TASK DIRECTIONS >> Give the data below again exactly as it stands. Omit the pictures.

----------

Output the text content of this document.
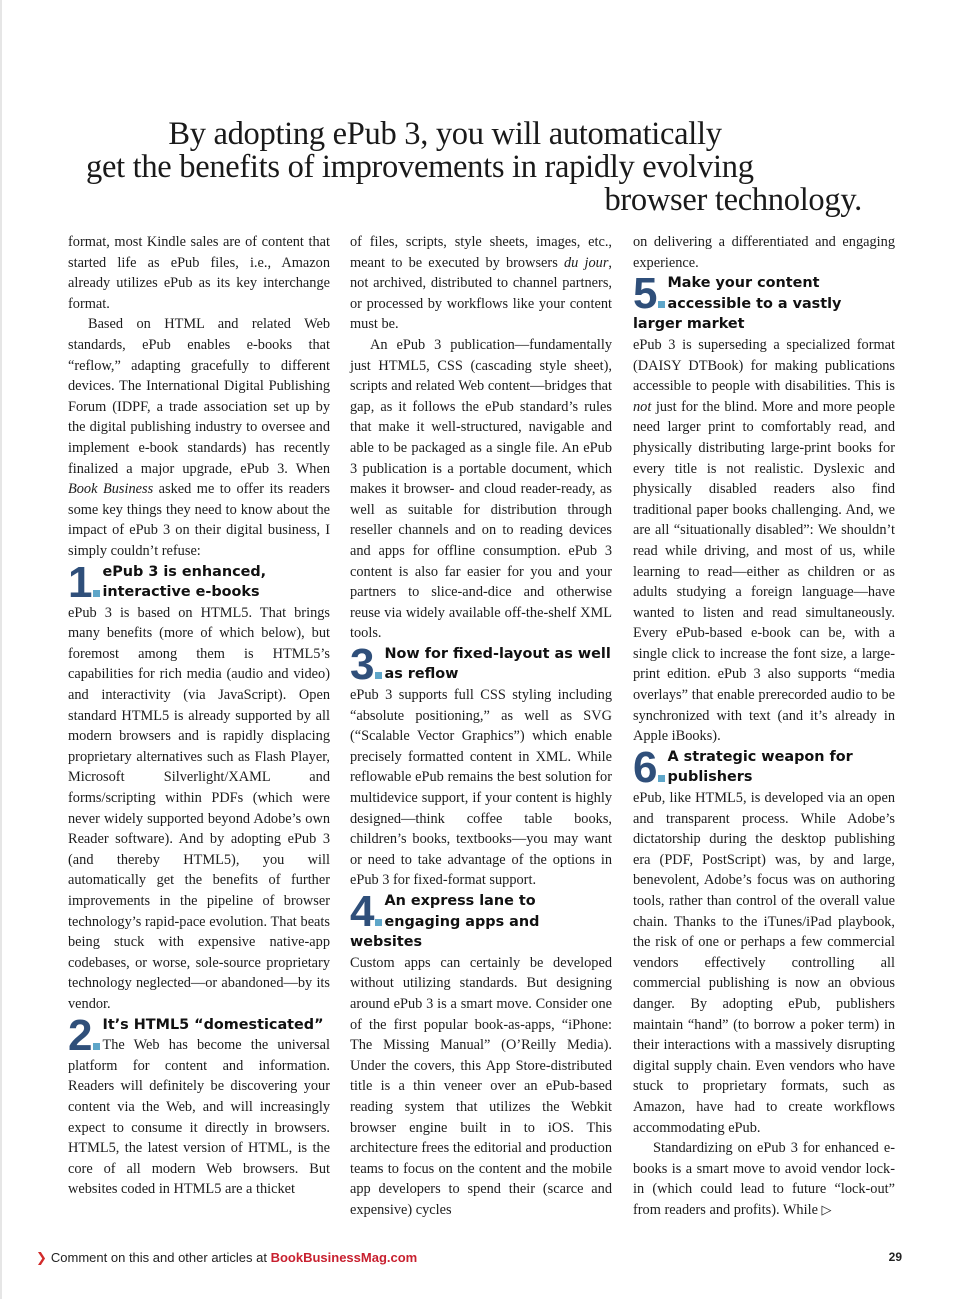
By adopting ePub 3, you will automatically
get the benefits of improvements in rapidly evolving
browser technology.

format, most Kindle sales are of content that started life as ePub files, i.e., Amazon already utilizes ePub as its key interchange format.

Based on HTML and related Web standards, ePub enables e-books that “reflow,” adapting gracefully to different devices. The International Digital Publishing Forum (IDPF, a trade association set up by the digital publishing industry to oversee and implement e-book standards) has recently finalized a major upgrade, ePub 3. When Book Business asked me to offer its readers some key things they need to know about the impact of ePub 3 on their digital business, I simply couldn’t refuse:

1 ePub 3 is enhanced, interactive e-books

ePub 3 is based on HTML5. That brings many benefits (more of which below), but foremost among them is HTML5’s capabilities for rich media (audio and video) and interactivity (via JavaScript). Open standard HTML5 is already supported by all modern browsers and is rapidly displacing proprietary alternatives such as Flash Player, Microsoft Silverlight/XAML and forms/scripting within PDFs (which were never widely supported beyond Adobe’s own Reader software). And by adopting ePub 3 (and thereby HTML5), you will automatically get the benefits of further improvements in the pipeline of browser technology’s rapid-pace evolution. That beats being stuck with expensive native-app codebases, or worse, sole-source proprietary technology neglected—or abandoned—by its vendor.

2 It’s HTML5 “domesticated”

The Web has become the universal platform for content and information. Readers will definitely be discovering your content via the Web, and will increasingly expect to consume it directly in browsers. HTML5, the latest version of HTML, is the core of all modern Web browsers. But websites coded in HTML5 are a thicket

of files, scripts, style sheets, images, etc., meant to be executed by browsers du jour, not archived, distributed to channel partners, or processed by workflows like your content must be.

An ePub 3 publication—fundamentally just HTML5, CSS (cascading style sheet), scripts and related Web content—bridges that gap, as it follows the ePub standard’s rules that make it well-structured, navigable and able to be packaged as a single file. An ePub 3 publication is a portable document, which makes it browser- and cloud reader-ready, as well as suitable for distribution through reseller channels and on to reading devices and apps for offline consumption. ePub 3 content is also far easier for you and your partners to slice-and-dice and otherwise reuse via widely available off-the-shelf XML tools.

3 Now for fixed-layout as well as reflow

ePub 3 supports full CSS styling including “absolute positioning,” as well as SVG (“Scalable Vector Graphics”) which enable precisely formatted content in XML. While reflowable ePub remains the best solution for multidevice support, if your content is highly designed—think coffee table books, children’s books, textbooks—you may want or need to take advantage of the options in ePub 3 for fixed-format support.

4 An express lane to engaging apps and websites

Custom apps can certainly be developed without utilizing standards. But designing around ePub 3 is a smart move. Consider one of the first popular book-as-apps, “iPhone: The Missing Manual” (O’Reilly Media). Under the covers, this App Store-distributed title is a thin veneer over an ePub-based reading system that utilizes the Webkit browser engine built in to iOS. This architecture frees the editorial and production teams to focus on the content and the mobile app developers to spend their (scarce and expensive) cycles

on delivering a differentiated and engaging experience.

5 Make your content accessible to a vastly larger market

ePub 3 is superseding a specialized format (DAISY DTBook) for making publications accessible to people with disabilities. This is not just for the blind. More and more people need larger print to comfortably read, and physically distributing large-print books for every title is not realistic. Dyslexic and physically disabled readers also find traditional paper books challenging. And, we are all “situationally disabled”: We shouldn’t read while driving, and most of us, while learning to read—either as children or as adults studying a foreign language—have wanted to listen and read simultaneously. Every ePub-based e-book can be, with a single click to increase the font size, a large-print edition. ePub 3 also supports “media overlays” that enable prerecorded audio to be synchronized with text (and it’s already in Apple iBooks).

6 A strategic weapon for publishers

ePub, like HTML5, is developed via an open and transparent process. While Adobe’s dictatorship during the desktop publishing era (PDF, PostScript) was, by and large, benevolent, Adobe’s focus was on authoring tools, rather than control of the overall value chain. Thanks to the iTunes/iPad playbook, the risk of one or perhaps a few commercial vendors effectively controlling all commercial publishing is now an obvious danger. By adopting ePub, publishers maintain “hand” (to borrow a poker term) in their interactions with a massively disrupting digital supply chain. Even vendors who have stuck to proprietary formats, such as Amazon, have had to create workflows accommodating ePub.

Standardizing on ePub 3 for enhanced e-books is a smart move to avoid vendor lock-in (which could lead to future “lock-out” from readers and profits). While ▷

❯ Comment on this and other articles at BookBusinessMag.com	29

----------

COMPLETED EXERCISE >>
Output the text content of this document.
By adopting ePub 3, you will automatically
get the benefits of improvements in rapidly evolving
browser technology.

format, most Kindle sales are of content that started life as ePub files, i.e., Amazon already utilizes ePub as its key interchange format.

Based on HTML and related Web standards, ePub enables e-books that “reflow,” adapting gracefully to different devices. The International Digital Publishing Forum (IDPF, a trade association set up by the digital publishing industry to oversee and implement e-book standards) has recently finalized a major upgrade, ePub 3. When Book Business asked me to offer its readers some key things they need to know about the impact of ePub 3 on their digital business, I simply couldn’t refuse:

1 ePub 3 is enhanced, interactive e-books

ePub 3 is based on HTML5. That brings many benefits (more of which below), but foremost among them is HTML5’s capabilities for rich media (audio and video) and interactivity (via JavaScript). Open standard HTML5 is already supported by all modern browsers and is rapidly displacing proprietary alternatives such as Flash Player, Microsoft Silverlight/XAML and forms/scripting within PDFs (which were never widely supported beyond Adobe’s own Reader software). And by adopting ePub 3 (and thereby HTML5), you will automatically get the benefits of further improvements in the pipeline of browser technology’s rapid-pace evolution. That beats being stuck with expensive native-app codebases, or worse, sole-source proprietary technology neglected—or abandoned—by its vendor.

2 It’s HTML5 “domesticated”

The Web has become the universal platform for content and information. Readers will definitely be discovering your content via the Web, and will increasingly expect to consume it directly in browsers. HTML5, the latest version of HTML, is the core of all modern Web browsers. But websites coded in HTML5 are a thicket

of files, scripts, style sheets, images, etc., meant to be executed by browsers du jour, not archived, distributed to channel partners, or processed by workflows like your content must be.

An ePub 3 publication—fundamentally just HTML5, CSS (cascading style sheet), scripts and related Web content—bridges that gap, as it follows the ePub standard’s rules that make it well-structured, navigable and able to be packaged as a single file. An ePub 3 publication is a portable document, which makes it browser- and cloud reader-ready, as well as suitable for distribution through reseller channels and on to reading devices and apps for offline consumption. ePub 3 content is also far easier for you and your partners to slice-and-dice and otherwise reuse via widely available off-the-shelf XML tools.

3 Now for fixed-layout as well as reflow

ePub 3 supports full CSS styling including “absolute positioning,” as well as SVG (“Scalable Vector Graphics”) which enable precisely formatted content in XML. While reflowable ePub remains the best solution for multidevice support, if your content is highly designed—think coffee table books, children’s books, textbooks—you may want or need to take advantage of the options in ePub 3 for fixed-format support.

4 An express lane to engaging apps and websites

Custom apps can certainly be developed without utilizing standards. But designing around ePub 3 is a smart move. Consider one of the first popular book-as-apps, “iPhone: The Missing Manual” (O’Reilly Media). Under the covers, this App Store-distributed title is a thin veneer over an ePub-based reading system that utilizes the Webkit browser engine built in to iOS. This architecture frees the editorial and production teams to focus on the content and the mobile app developers to spend their (scarce and expensive) cycles

on delivering a differentiated and engaging experience.

5 Make your content accessible to a vastly larger market

ePub 3 is superseding a specialized format (DAISY DTBook) for making publications accessible to people with disabilities. This is not just for the blind. More and more people need larger print to comfortably read, and physically distributing large-print books for every title is not realistic. Dyslexic and physically disabled readers also find traditional paper books challenging. And, we are all “situationally disabled”: We shouldn’t read while driving, and most of us, while learning to read—either as children or as adults studying a foreign language—have wanted to listen and read simultaneously. Every ePub-based e-book can be, with a single click to increase the font size, a large-print edition. ePub 3 also supports “media overlays” that enable prerecorded audio to be synchronized with text (and it’s already in Apple iBooks).

6 A strategic weapon for publishers

ePub, like HTML5, is developed via an open and transparent process. While Adobe’s dictatorship during the desktop publishing era (PDF, PostScript) was, by and large, benevolent, Adobe’s focus was on authoring tools, rather than control of the overall value chain. Thanks to the iTunes/iPad playbook, the risk of one or perhaps a few commercial vendors effectively controlling all commercial publishing is now an obvious danger. By adopting ePub, publishers maintain “hand” (to borrow a poker term) in their interactions with a massively disrupting digital supply chain. Even vendors who have stuck to proprietary formats, such as Amazon, have had to create workflows accommodating ePub.

Standardizing on ePub 3 for enhanced e-books is a smart move to avoid vendor lock-in (which could lead to future “lock-out” from readers and profits). While ▷

❯ Comment on this and other articles at BookBusinessMag.com	29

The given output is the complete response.